• **PROVIDED ENTRIES**:
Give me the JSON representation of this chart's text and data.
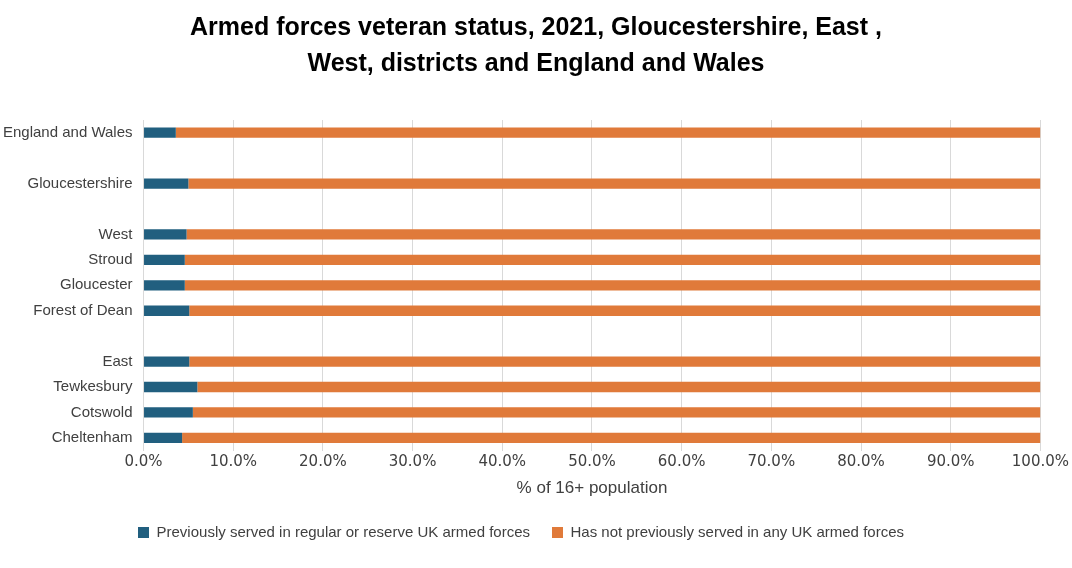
{
  "chart_data": {
    "type": "bar",
    "orientation": "horizontal",
    "stacked": true,
    "title": "Armed forces veteran status, 2021, Gloucestershire, East , West, districts and England and Wales",
    "xlabel": "% of 16+ population",
    "categories": [
      "England and Wales",
      null,
      "Gloucestershire",
      null,
      "West",
      "Stroud",
      "Gloucester",
      "Forest of Dean",
      null,
      "East",
      "Tewkesbury",
      "Cotswold",
      "Cheltenham"
    ],
    "series": [
      {
        "name": "Previously served in regular or reserve UK armed forces",
        "color": "#215f7f",
        "values": [
          3.6,
          null,
          5.0,
          null,
          4.8,
          4.6,
          4.6,
          5.1,
          null,
          5.1,
          6.0,
          5.5,
          4.3
        ]
      },
      {
        "name": "Has not previously served in any UK armed forces",
        "color": "#e07a3a",
        "values": [
          96.4,
          null,
          95.0,
          null,
          95.2,
          95.4,
          95.4,
          94.9,
          null,
          94.9,
          94.0,
          94.5,
          95.7
        ]
      }
    ],
    "xlim": [
      0,
      100
    ],
    "xticks": [
      {
        "value": 0,
        "label": "0.0%"
      },
      {
        "value": 10,
        "label": "10.0%"
      },
      {
        "value": 20,
        "label": "20.0%"
      },
      {
        "value": 30,
        "label": "30.0%"
      },
      {
        "value": 40,
        "label": "40.0%"
      },
      {
        "value": 50,
        "label": "50.0%"
      },
      {
        "value": 60,
        "label": "60.0%"
      },
      {
        "value": 70,
        "label": "70.0%"
      },
      {
        "value": 80,
        "label": "80.0%"
      },
      {
        "value": 90,
        "label": "90.0%"
      },
      {
        "value": 100,
        "label": "100.0%"
      }
    ],
    "grid": "x",
    "legend": "bottom"
  }
}
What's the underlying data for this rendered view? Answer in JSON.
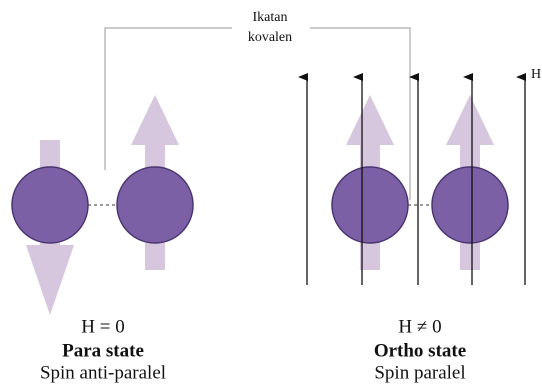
{
  "bond_label": [
    "Ikatan",
    "kovalen"
  ],
  "field_label": "H",
  "left": {
    "field": "H = 0",
    "state": "Para state",
    "spin": "Spin anti-paralel"
  },
  "right": {
    "field": "H ≠ 0",
    "state": "Ortho state",
    "spin": "Spin paralel"
  }
}
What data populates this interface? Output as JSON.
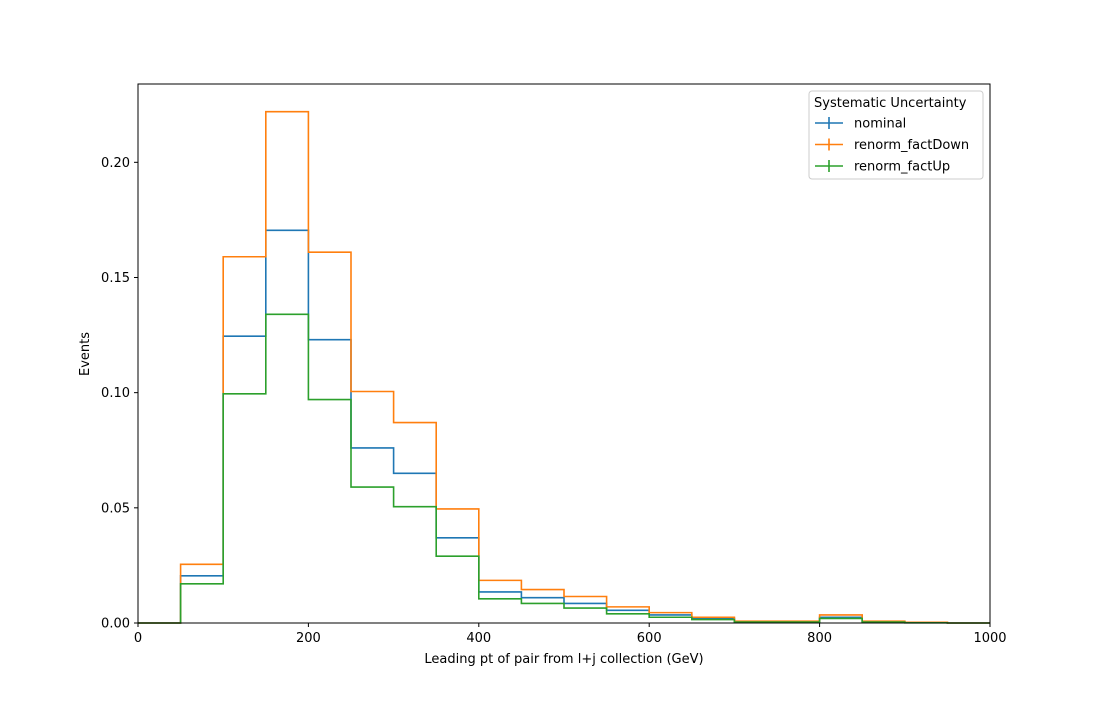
{
  "chart_data": {
    "type": "step-histogram",
    "title": "",
    "xlabel": "Leading pt of pair from l+j collection (GeV)",
    "ylabel": "Events",
    "xlim": [
      0,
      1000
    ],
    "ylim": [
      0,
      0.234
    ],
    "xticks": [
      0,
      200,
      400,
      600,
      800,
      1000
    ],
    "xtick_labels": [
      "0",
      "200",
      "400",
      "600",
      "800",
      "1000"
    ],
    "yticks": [
      0.0,
      0.05,
      0.1,
      0.15,
      0.2
    ],
    "ytick_labels": [
      "0.00",
      "0.05",
      "0.10",
      "0.15",
      "0.20"
    ],
    "grid": false,
    "legend": {
      "title": "Systematic Uncertainty",
      "placement": "top-right"
    },
    "bin_edges": [
      0,
      50,
      100,
      150,
      200,
      250,
      300,
      350,
      400,
      450,
      500,
      550,
      600,
      650,
      700,
      750,
      800,
      850,
      900,
      950,
      1000
    ],
    "series": [
      {
        "name": "nominal",
        "color": "#1f77b4",
        "values": [
          0.0,
          0.0205,
          0.1245,
          0.1705,
          0.123,
          0.076,
          0.065,
          0.037,
          0.0135,
          0.011,
          0.0085,
          0.0055,
          0.0035,
          0.002,
          0.0005,
          0.0005,
          0.0025,
          0.0005,
          0.0002,
          0.0
        ]
      },
      {
        "name": "renorm_factDown",
        "color": "#ff7f0e",
        "values": [
          0.0,
          0.0255,
          0.159,
          0.222,
          0.161,
          0.1005,
          0.087,
          0.0495,
          0.0185,
          0.0145,
          0.0115,
          0.007,
          0.0045,
          0.0025,
          0.0008,
          0.0008,
          0.0035,
          0.0008,
          0.0003,
          0.0
        ]
      },
      {
        "name": "renorm_factUp",
        "color": "#2ca02c",
        "values": [
          0.0,
          0.017,
          0.0995,
          0.134,
          0.097,
          0.059,
          0.0505,
          0.029,
          0.0105,
          0.0085,
          0.0065,
          0.004,
          0.0025,
          0.0015,
          0.0004,
          0.0004,
          0.002,
          0.0004,
          0.0001,
          0.0
        ]
      }
    ]
  }
}
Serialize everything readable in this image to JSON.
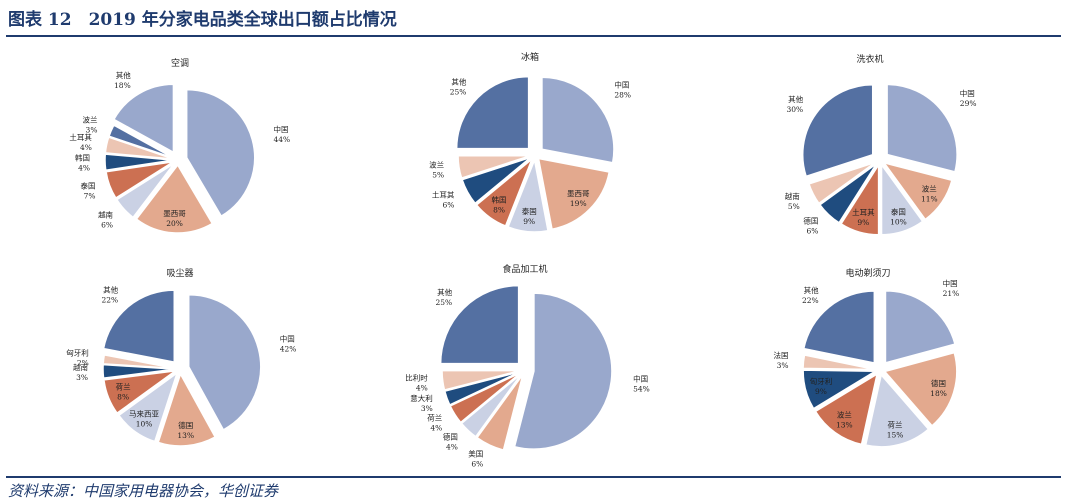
{
  "figure": {
    "title": "图表 12　2019 年分家电品类全球出口额占比情况",
    "source": "资料来源：中国家用电器协会，华创证券"
  },
  "palette": {
    "slice_colors": [
      "#99a8cc",
      "#e3a98e",
      "#cad1e4",
      "#cc7052",
      "#1f4c7f",
      "#ecc5b3",
      "#5470a2"
    ],
    "title_color": "#1f3b6e"
  },
  "chart_data": [
    {
      "type": "pie",
      "title": "空调",
      "slices": [
        {
          "name": "中国",
          "value": 44
        },
        {
          "name": "墨西哥",
          "value": 20
        },
        {
          "name": "越南",
          "value": 6
        },
        {
          "name": "泰国",
          "value": 7
        },
        {
          "name": "韩国",
          "value": 4
        },
        {
          "name": "土耳其",
          "value": 4
        },
        {
          "name": "波兰",
          "value": 3
        },
        {
          "name": "其他",
          "value": 18
        }
      ]
    },
    {
      "type": "pie",
      "title": "冰箱",
      "slices": [
        {
          "name": "中国",
          "value": 28
        },
        {
          "name": "墨西哥",
          "value": 19
        },
        {
          "name": "泰国",
          "value": 9
        },
        {
          "name": "韩国",
          "value": 8
        },
        {
          "name": "土耳其",
          "value": 6
        },
        {
          "name": "波兰",
          "value": 5
        },
        {
          "name": "其他",
          "value": 25
        }
      ]
    },
    {
      "type": "pie",
      "title": "洗衣机",
      "slices": [
        {
          "name": "中国",
          "value": 29
        },
        {
          "name": "波兰",
          "value": 11
        },
        {
          "name": "泰国",
          "value": 10
        },
        {
          "name": "土耳其",
          "value": 9
        },
        {
          "name": "德国",
          "value": 6
        },
        {
          "name": "越南",
          "value": 5
        },
        {
          "name": "其他",
          "value": 30
        }
      ]
    },
    {
      "type": "pie",
      "title": "吸尘器",
      "slices": [
        {
          "name": "中国",
          "value": 42
        },
        {
          "name": "德国",
          "value": 13
        },
        {
          "name": "马来西亚",
          "value": 10
        },
        {
          "name": "荷兰",
          "value": 8
        },
        {
          "name": "越南",
          "value": 3
        },
        {
          "name": "匈牙利",
          "value": 2
        },
        {
          "name": "其他",
          "value": 22
        }
      ]
    },
    {
      "type": "pie",
      "title": "食品加工机",
      "slices": [
        {
          "name": "中国",
          "value": 54
        },
        {
          "name": "美国",
          "value": 6
        },
        {
          "name": "德国",
          "value": 4
        },
        {
          "name": "荷兰",
          "value": 4
        },
        {
          "name": "意大利",
          "value": 3
        },
        {
          "name": "比利时",
          "value": 4
        },
        {
          "name": "其他",
          "value": 25
        }
      ]
    },
    {
      "type": "pie",
      "title": "电动剃须刀",
      "slices": [
        {
          "name": "中国",
          "value": 21
        },
        {
          "name": "德国",
          "value": 18
        },
        {
          "name": "荷兰",
          "value": 15
        },
        {
          "name": "波兰",
          "value": 13
        },
        {
          "name": "匈牙利",
          "value": 9
        },
        {
          "name": "法国",
          "value": 3
        },
        {
          "name": "其他",
          "value": 22
        }
      ]
    }
  ]
}
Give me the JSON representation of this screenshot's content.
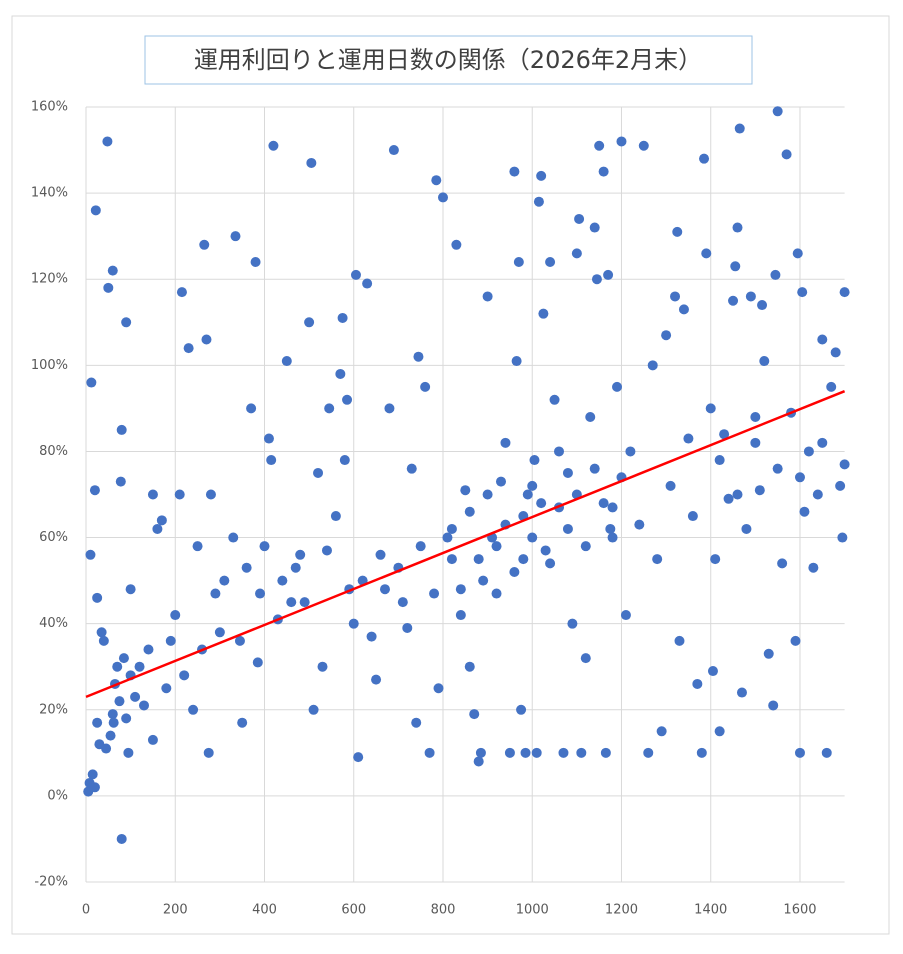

• **SHORT PROBLEM**: Give all the entries again exactly, dropping each picture.

• **EXERCISE RESULT**:
Give me the JSON representation of this chart's text and data.
{
  "chart_data": {
    "type": "bar",
    "orientation": "horizontal",
    "stacked": true,
    "title": "Armed forces veteran status, 2021, Gloucestershire, East , West, districts and England and Wales",
    "xlabel": "% of 16+ population",
    "categories": [
      "England and Wales",
      null,
      "Gloucestershire",
      null,
      "West",
      "Stroud",
      "Gloucester",
      "Forest of Dean",
      null,
      "East",
      "Tewkesbury",
      "Cotswold",
      "Cheltenham"
    ],
    "series": [
      {
        "name": "Previously served in regular or reserve UK armed forces",
        "color": "#215f7f",
        "values": [
          3.6,
          null,
          5.0,
          null,
          4.8,
          4.6,
          4.6,
          5.1,
          null,
          5.1,
          6.0,
          5.5,
          4.3
        ]
      },
      {
        "name": "Has not previously served in any UK armed forces",
        "color": "#e07a3a",
        "values": [
          96.4,
          null,
          95.0,
          null,
          95.2,
          95.4,
          95.4,
          94.9,
          null,
          94.9,
          94.0,
          94.5,
          95.7
        ]
      }
    ],
    "xlim": [
      0,
      100
    ],
    "xticks": [
      {
        "value": 0,
        "label": "0.0%"
      },
      {
        "value": 10,
        "label": "10.0%"
      },
      {
        "value": 20,
        "label": "20.0%"
      },
      {
        "value": 30,
        "label": "30.0%"
      },
      {
        "value": 40,
        "label": "40.0%"
      },
      {
        "value": 50,
        "label": "50.0%"
      },
      {
        "value": 60,
        "label": "60.0%"
      },
      {
        "value": 70,
        "label": "70.0%"
      },
      {
        "value": 80,
        "label": "80.0%"
      },
      {
        "value": 90,
        "label": "90.0%"
      },
      {
        "value": 100,
        "label": "100.0%"
      }
    ],
    "grid": "x",
    "legend": "bottom"
  }
}
What's the underlying data for this rendered view? Answer in JSON.
{
  "bond_label": [
    "Ikatan",
    "kovalen"
  ],
  "field_label": "H",
  "left": {
    "field": "H = 0",
    "state": "Para state",
    "spin": "Spin anti-paralel"
  },
  "right": {
    "field": "H ≠ 0",
    "state": "Ortho state",
    "spin": "Spin paralel"
  }
}
What data populates this interface? Output as JSON.
{
  "chart_data": {
    "type": "step-histogram",
    "title": "",
    "xlabel": "Leading pt of pair from l+j collection (GeV)",
    "ylabel": "Events",
    "xlim": [
      0,
      1000
    ],
    "ylim": [
      0,
      0.234
    ],
    "xticks": [
      0,
      200,
      400,
      600,
      800,
      1000
    ],
    "xtick_labels": [
      "0",
      "200",
      "400",
      "600",
      "800",
      "1000"
    ],
    "yticks": [
      0.0,
      0.05,
      0.1,
      0.15,
      0.2
    ],
    "ytick_labels": [
      "0.00",
      "0.05",
      "0.10",
      "0.15",
      "0.20"
    ],
    "grid": false,
    "legend": {
      "title": "Systematic Uncertainty",
      "placement": "top-right"
    },
    "bin_edges": [
      0,
      50,
      100,
      150,
      200,
      250,
      300,
      350,
      400,
      450,
      500,
      550,
      600,
      650,
      700,
      750,
      800,
      850,
      900,
      950,
      1000
    ],
    "series": [
      {
        "name": "nominal",
        "color": "#1f77b4",
        "values": [
          0.0,
          0.0205,
          0.1245,
          0.1705,
          0.123,
          0.076,
          0.065,
          0.037,
          0.0135,
          0.011,
          0.0085,
          0.0055,
          0.0035,
          0.002,
          0.0005,
          0.0005,
          0.0025,
          0.0005,
          0.0002,
          0.0
        ]
      },
      {
        "name": "renorm_factDown",
        "color": "#ff7f0e",
        "values": [
          0.0,
          0.0255,
          0.159,
          0.222,
          0.161,
          0.1005,
          0.087,
          0.0495,
          0.0185,
          0.0145,
          0.0115,
          0.007,
          0.0045,
          0.0025,
          0.0008,
          0.0008,
          0.0035,
          0.0008,
          0.0003,
          0.0
        ]
      },
      {
        "name": "renorm_factUp",
        "color": "#2ca02c",
        "values": [
          0.0,
          0.017,
          0.0995,
          0.134,
          0.097,
          0.059,
          0.0505,
          0.029,
          0.0105,
          0.0085,
          0.0065,
          0.004,
          0.0025,
          0.0015,
          0.0004,
          0.0004,
          0.002,
          0.0004,
          0.0001,
          0.0
        ]
      }
    ]
  }
}
Serialize everything readable in this image to JSON.
{
  "figure": {
    "title": "图表 12　2019 年分家电品类全球出口额占比情况",
    "source": "资料来源：中国家用电器协会，华创证券"
  },
  "palette": {
    "slice_colors": [
      "#99a8cc",
      "#e3a98e",
      "#cad1e4",
      "#cc7052",
      "#1f4c7f",
      "#ecc5b3",
      "#5470a2"
    ],
    "title_color": "#1f3b6e"
  },
  "chart_data": [
    {
      "type": "pie",
      "title": "空调",
      "slices": [
        {
          "name": "中国",
          "value": 44
        },
        {
          "name": "墨西哥",
          "value": 20
        },
        {
          "name": "越南",
          "value": 6
        },
        {
          "name": "泰国",
          "value": 7
        },
        {
          "name": "韩国",
          "value": 4
        },
        {
          "name": "土耳其",
          "value": 4
        },
        {
          "name": "波兰",
          "value": 3
        },
        {
          "name": "其他",
          "value": 18
        }
      ]
    },
    {
      "type": "pie",
      "title": "冰箱",
      "slices": [
        {
          "name": "中国",
          "value": 28
        },
        {
          "name": "墨西哥",
          "value": 19
        },
        {
          "name": "泰国",
          "value": 9
        },
        {
          "name": "韩国",
          "value": 8
        },
        {
          "name": "土耳其",
          "value": 6
        },
        {
          "name": "波兰",
          "value": 5
        },
        {
          "name": "其他",
          "value": 25
        }
      ]
    },
    {
      "type": "pie",
      "title": "洗衣机",
      "slices": [
        {
          "name": "中国",
          "value": 29
        },
        {
          "name": "波兰",
          "value": 11
        },
        {
          "name": "泰国",
          "value": 10
        },
        {
          "name": "土耳其",
          "value": 9
        },
        {
          "name": "德国",
          "value": 6
        },
        {
          "name": "越南",
          "value": 5
        },
        {
          "name": "其他",
          "value": 30
        }
      ]
    },
    {
      "type": "pie",
      "title": "吸尘器",
      "slices": [
        {
          "name": "中国",
          "value": 42
        },
        {
          "name": "德国",
          "value": 13
        },
        {
          "name": "马来西亚",
          "value": 10
        },
        {
          "name": "荷兰",
          "value": 8
        },
        {
          "name": "越南",
          "value": 3
        },
        {
          "name": "匈牙利",
          "value": 2
        },
        {
          "name": "其他",
          "value": 22
        }
      ]
    },
    {
      "type": "pie",
      "title": "食品加工机",
      "slices": [
        {
          "name": "中国",
          "value": 54
        },
        {
          "name": "美国",
          "value": 6
        },
        {
          "name": "德国",
          "value": 4
        },
        {
          "name": "荷兰",
          "value": 4
        },
        {
          "name": "意大利",
          "value": 3
        },
        {
          "name": "比利时",
          "value": 4
        },
        {
          "name": "其他",
          "value": 25
        }
      ]
    },
    {
      "type": "pie",
      "title": "电动剃须刀",
      "slices": [
        {
          "name": "中国",
          "value": 21
        },
        {
          "name": "德国",
          "value": 18
        },
        {
          "name": "荷兰",
          "value": 15
        },
        {
          "name": "波兰",
          "value": 13
        },
        {
          "name": "匈牙利",
          "value": 9
        },
        {
          "name": "法国",
          "value": 3
        },
        {
          "name": "其他",
          "value": 22
        }
      ]
    }
  ]
}
Give me the JSON representation of this screenshot's content.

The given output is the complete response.